Every record should be repeated exactly, except that pictures are left out.

Records from a data source
━━━━━━━━━━━━━━━━━━━━━━━━━━━━━━
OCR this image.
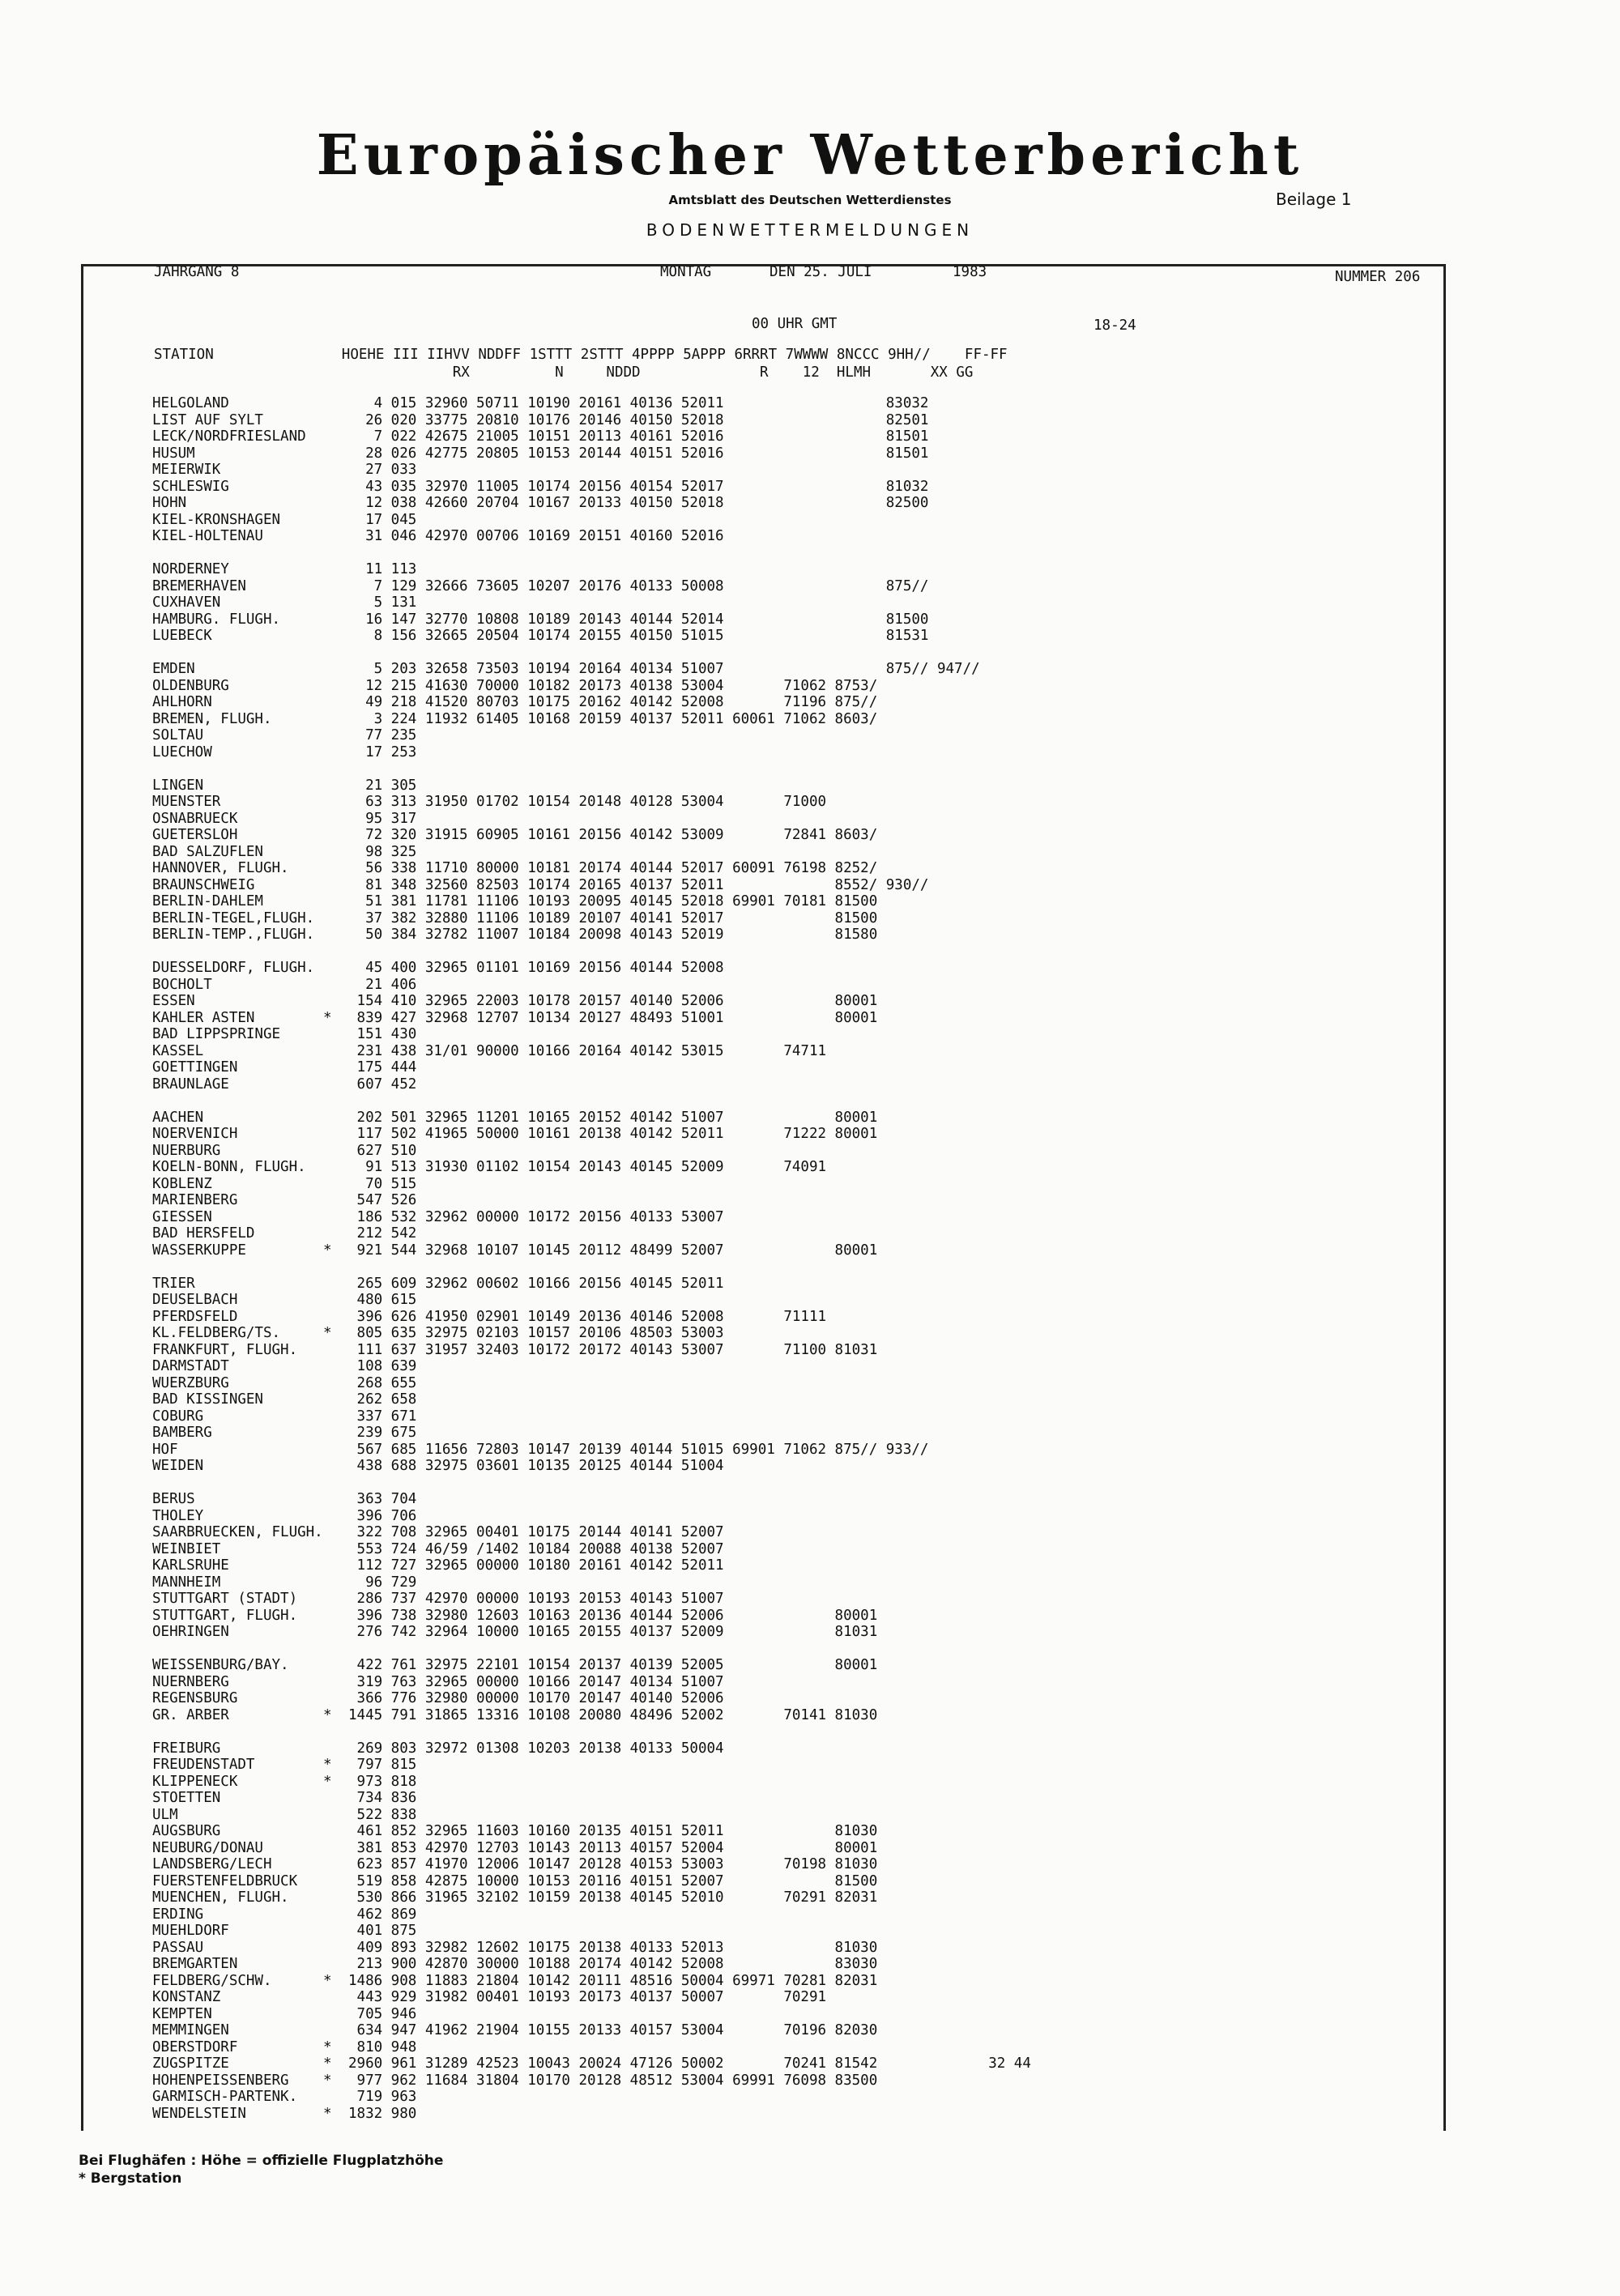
Europäischer Wetterbericht
Amtsblatt des Deutschen Wetterdienstes	Beilage 1
BODENWETTERMELDUNGEN
JAHRGANG 8	MONTAG	DEN 25. JULI	1983	NUMMER 206
00 UHR GMT	18-24
STATION               HOEHE III IIHVV NDDFF 1STTT 2STTT 4PPPP 5APPP 6RRRT 7WWWW 8NCCC 9HH//    FF-FF
RX          N     NDDD              R    12  HLMH       XX GG
HELGOLAND	4 015 32960 50711 10190 20161 40136 52011                   83032
LIST AUF SYLT	26 020 33775 20810 10176 20146 40150 52018                   82501
LECK/NORDFRIESLAND	7 022 42675 21005 10151 20113 40161 52016                   81501
HUSUM	28 026 42775 20805 10153 20144 40151 52016                   81501
MEIERWIK	27 033
SCHLESWIG	43 035 32970 11005 10174 20156 40154 52017                   81032
HOHN	12 038 42660 20704 10167 20133 40150 52018                   82500
KIEL-KRONSHAGEN	17 045
KIEL-HOLTENAU	31 046 42970 00706 10169 20151 40160 52016
NORDERNEY	11 113
BREMERHAVEN	7 129 32666 73605 10207 20176 40133 50008                   875//
CUXHAVEN	5 131
HAMBURG. FLUGH.	16 147 32770 10808 10189 20143 40144 52014                   81500
LUEBECK	8 156 32665 20504 10174 20155 40150 51015                   81531
EMDEN	5 203 32658 73503 10194 20164 40134 51007                   875// 947//
OLDENBURG	12 215 41630 70000 10182 20173 40138 53004       71062 8753/
AHLHORN	49 218 41520 80703 10175 20162 40142 52008       71196 875//
BREMEN, FLUGH.	3 224 11932 61405 10168 20159 40137 52011 60061 71062 8603/
SOLTAU	77 235
LUECHOW	17 253
LINGEN	21 305
MUENSTER	63 313 31950 01702 10154 20148 40128 53004       71000
OSNABRUECK	95 317
GUETERSLOH	72 320 31915 60905 10161 20156 40142 53009       72841 8603/
BAD SALZUFLEN	98 325
HANNOVER, FLUGH.	56 338 11710 80000 10181 20174 40144 52017 60091 76198 8252/
BRAUNSCHWEIG	81 348 32560 82503 10174 20165 40137 52011             8552/ 930//
BERLIN-DAHLEM	51 381 11781 11106 10193 20095 40145 52018 69901 70181 81500
BERLIN-TEGEL,FLUGH. 37 382 32880 11106 10189 20107 40141 52017             81500
BERLIN-TEMP.,FLUGH. 50 384 32782 11007 10184 20098 40143 52019             81580
DUESSELDORF, FLUGH. 45 400 32965 01101 10169 20156 40144 52008
BOCHOLT	21 406
ESSEN	154 410 32965 22003 10178 20157 40140 52006             80001
KAHLER ASTEN	* 839 427 32968 12707 10134 20127 48493 51001             80001
BAD LIPPSPRINGE	151 430
KASSEL	231 438 31/01 90000 10166 20164 40142 53015       74711
GOETTINGEN	175 444
BRAUNLAGE	607 452
AACHEN	202 501 32965 11201 10165 20152 40142 51007             80001
NOERVENICH	117 502 41965 50000 10161 20138 40142 52011       71222 80001
NUERBURG	627 510
KOELN-BONN, FLUGH.	91 513 31930 01102 10154 20143 40145 52009       74091
KOBLENZ	70 515
MARIENBERG	547 526
GIESSEN	186 532 32962 00000 10172 20156 40133 53007
BAD HERSFELD	212 542
WASSERKUPPE	* 921 544 32968 10107 10145 20112 48499 52007             80001
TRIER	265 609 32962 00602 10166 20156 40145 52011
DEUSELBACH	480 615
PFERDSFELD	396 626 41950 02901 10149 20136 40146 52008       71111
KL.FELDBERG/TS.	* 805 635 32975 02103 10157 20106 48503 53003
FRANKFURT, FLUGH.	111 637 31957 32403 10172 20172 40143 53007       71100 81031
DARMSTADT	108 639
WUERZBURG	268 655
BAD KISSINGEN	262 658
COBURG	337 671
BAMBERG	239 675
HOF	567 685 11656 72803 10147 20139 40144 51015 69901 71062 875// 933//
WEIDEN	438 688 32975 03601 10135 20125 40144 51004
BERUS	363 704
THOLEY	396 706
SAARBRUECKEN, FLUGH. 322 708 32965 00401 10175 20144 40141 52007
WEINBIET	553 724 46/59 /1402 10184 20088 40138 52007
KARLSRUHE	112 727 32965 00000 10180 20161 40142 52011
MANNHEIM	96 729
STUTTGART (STADT)	286 737 42970 00000 10193 20153 40143 51007
STUTTGART, FLUGH.	396 738 32980 12603 10163 20136 40144 52006             80001
OEHRINGEN	276 742 32964 10000 10165 20155 40137 52009             81031
WEISSENBURG/BAY.	422 761 32975 22101 10154 20137 40139 52005             80001
NUERNBERG	319 763 32965 00000 10166 20147 40134 51007
REGENSBURG	366 776 32980 00000 10170 20147 40140 52006
GR. ARBER	* 1445 791 31865 13316 10108 20080 48496 52002       70141 81030
FREIBURG	269 803 32972 01308 10203 20138 40133 50004
FREUDENSTADT	* 797 815
KLIPPENECK	* 973 818
STOETTEN	734 836
ULM	522 838
AUGSBURG	461 852 32965 11603 10160 20135 40151 52011             81030
NEUBURG/DONAU	381 853 42970 12703 10143 20113 40157 52004             80001
LANDSBERG/LECH	623 857 41970 12006 10147 20128 40153 53003       70198 81030
FUERSTENFELDBRUCK	519 858 42875 10000 10153 20116 40151 52007             81500
MUENCHEN, FLUGH.	530 866 31965 32102 10159 20138 40145 52010       70291 82031
ERDING	462 869
MUEHLDORF	401 875
PASSAU	409 893 32982 12602 10175 20138 40133 52013             81030
BREMGARTEN	213 900 42870 30000 10188 20174 40142 52008             83030
FELDBERG/SCHW.	* 1486 908 11883 21804 10142 20111 48516 50004 69971 70281 82031
KONSTANZ	443 929 31982 00401 10193 20173 40137 50007       70291
KEMPTEN	705 946
MEMMINGEN	634 947 41962 21904 10155 20133 40157 53004       70196 82030
OBERSTDORF	* 810 948
ZUGSPITZE	* 2960 961 31289 42523 10043 20024 47126 50002       70241 81542             32 44
HOHENPEISSENBERG * 977 962 11684 31804 10170 20128 48512 53004 69991 76098 83500
GARMISCH-PARTENK.	719 963
WENDELSTEIN	* 1832 980
Bei Flughäfen : Höhe = offizielle Flugplatzhöhe
* Bergstation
━━━━━━━━━━━━━━━━━━━━━━━━━━━━━━
**Task output:**
OCR this image.
Europäischer Wetterbericht
Amtsblatt des Deutschen Wetterdienstes	Beilage 1
BODENWETTERMELDUNGEN
JAHRGANG 8	MONTAG	DEN 25. JULI	1983	NUMMER 206
00 UHR GMT	18-24
STATION               HOEHE III IIHVV NDDFF 1STTT 2STTT 4PPPP 5APPP 6RRRT 7WWWW 8NCCC 9HH//    FF-FF
RX          N     NDDD              R    12  HLMH       XX GG
HELGOLAND	4 015 32960 50711 10190 20161 40136 52011                   83032
LIST AUF SYLT	26 020 33775 20810 10176 20146 40150 52018                   82501
LECK/NORDFRIESLAND	7 022 42675 21005 10151 20113 40161 52016                   81501
HUSUM	28 026 42775 20805 10153 20144 40151 52016                   81501
MEIERWIK	27 033
SCHLESWIG	43 035 32970 11005 10174 20156 40154 52017                   81032
HOHN	12 038 42660 20704 10167 20133 40150 52018                   82500
KIEL-KRONSHAGEN	17 045
KIEL-HOLTENAU	31 046 42970 00706 10169 20151 40160 52016
NORDERNEY	11 113
BREMERHAVEN	7 129 32666 73605 10207 20176 40133 50008                   875//
CUXHAVEN	5 131
HAMBURG. FLUGH.	16 147 32770 10808 10189 20143 40144 52014                   81500
LUEBECK	8 156 32665 20504 10174 20155 40150 51015                   81531
EMDEN	5 203 32658 73503 10194 20164 40134 51007                   875// 947//
OLDENBURG	12 215 41630 70000 10182 20173 40138 53004       71062 8753/
AHLHORN	49 218 41520 80703 10175 20162 40142 52008       71196 875//
BREMEN, FLUGH.	3 224 11932 61405 10168 20159 40137 52011 60061 71062 8603/
SOLTAU	77 235
LUECHOW	17 253
LINGEN	21 305
MUENSTER	63 313 31950 01702 10154 20148 40128 53004       71000
OSNABRUECK	95 317
GUETERSLOH	72 320 31915 60905 10161 20156 40142 53009       72841 8603/
BAD SALZUFLEN	98 325
HANNOVER, FLUGH.	56 338 11710 80000 10181 20174 40144 52017 60091 76198 8252/
BRAUNSCHWEIG	81 348 32560 82503 10174 20165 40137 52011             8552/ 930//
BERLIN-DAHLEM	51 381 11781 11106 10193 20095 40145 52018 69901 70181 81500
BERLIN-TEGEL,FLUGH. 37 382 32880 11106 10189 20107 40141 52017             81500
BERLIN-TEMP.,FLUGH. 50 384 32782 11007 10184 20098 40143 52019             81580
DUESSELDORF, FLUGH. 45 400 32965 01101 10169 20156 40144 52008
BOCHOLT	21 406
ESSEN	154 410 32965 22003 10178 20157 40140 52006             80001
KAHLER ASTEN	* 839 427 32968 12707 10134 20127 48493 51001             80001
BAD LIPPSPRINGE	151 430
KASSEL	231 438 31/01 90000 10166 20164 40142 53015       74711
GOETTINGEN	175 444
BRAUNLAGE	607 452
AACHEN	202 501 32965 11201 10165 20152 40142 51007             80001
NOERVENICH	117 502 41965 50000 10161 20138 40142 52011       71222 80001
NUERBURG	627 510
KOELN-BONN, FLUGH.	91 513 31930 01102 10154 20143 40145 52009       74091
KOBLENZ	70 515
MARIENBERG	547 526
GIESSEN	186 532 32962 00000 10172 20156 40133 53007
BAD HERSFELD	212 542
WASSERKUPPE	* 921 544 32968 10107 10145 20112 48499 52007             80001
TRIER	265 609 32962 00602 10166 20156 40145 52011
DEUSELBACH	480 615
PFERDSFELD	396 626 41950 02901 10149 20136 40146 52008       71111
KL.FELDBERG/TS.	* 805 635 32975 02103 10157 20106 48503 53003
FRANKFURT, FLUGH.	111 637 31957 32403 10172 20172 40143 53007       71100 81031
DARMSTADT	108 639
WUERZBURG	268 655
BAD KISSINGEN	262 658
COBURG	337 671
BAMBERG	239 675
HOF	567 685 11656 72803 10147 20139 40144 51015 69901 71062 875// 933//
WEIDEN	438 688 32975 03601 10135 20125 40144 51004
BERUS	363 704
THOLEY	396 706
SAARBRUECKEN, FLUGH. 322 708 32965 00401 10175 20144 40141 52007
WEINBIET	553 724 46/59 /1402 10184 20088 40138 52007
KARLSRUHE	112 727 32965 00000 10180 20161 40142 52011
MANNHEIM	96 729
STUTTGART (STADT)	286 737 42970 00000 10193 20153 40143 51007
STUTTGART, FLUGH.	396 738 32980 12603 10163 20136 40144 52006             80001
OEHRINGEN	276 742 32964 10000 10165 20155 40137 52009             81031
WEISSENBURG/BAY.	422 761 32975 22101 10154 20137 40139 52005             80001
NUERNBERG	319 763 32965 00000 10166 20147 40134 51007
REGENSBURG	366 776 32980 00000 10170 20147 40140 52006
GR. ARBER	* 1445 791 31865 13316 10108 20080 48496 52002       70141 81030
FREIBURG	269 803 32972 01308 10203 20138 40133 50004
FREUDENSTADT	* 797 815
KLIPPENECK	* 973 818
STOETTEN	734 836
ULM	522 838
AUGSBURG	461 852 32965 11603 10160 20135 40151 52011             81030
NEUBURG/DONAU	381 853 42970 12703 10143 20113 40157 52004             80001
LANDSBERG/LECH	623 857 41970 12006 10147 20128 40153 53003       70198 81030
FUERSTENFELDBRUCK	519 858 42875 10000 10153 20116 40151 52007             81500
MUENCHEN, FLUGH.	530 866 31965 32102 10159 20138 40145 52010       70291 82031
ERDING	462 869
MUEHLDORF	401 875
PASSAU	409 893 32982 12602 10175 20138 40133 52013             81030
BREMGARTEN	213 900 42870 30000 10188 20174 40142 52008             83030
FELDBERG/SCHW.	* 1486 908 11883 21804 10142 20111 48516 50004 69971 70281 82031
KONSTANZ	443 929 31982 00401 10193 20173 40137 50007       70291
KEMPTEN	705 946
MEMMINGEN	634 947 41962 21904 10155 20133 40157 53004       70196 82030
OBERSTDORF	* 810 948
ZUGSPITZE	* 2960 961 31289 42523 10043 20024 47126 50002       70241 81542             32 44
HOHENPEISSENBERG * 977 962 11684 31804 10170 20128 48512 53004 69991 76098 83500
GARMISCH-PARTENK.	719 963
WENDELSTEIN	* 1832 980
Bei Flughäfen : Höhe = offizielle Flugplatzhöhe
* Bergstation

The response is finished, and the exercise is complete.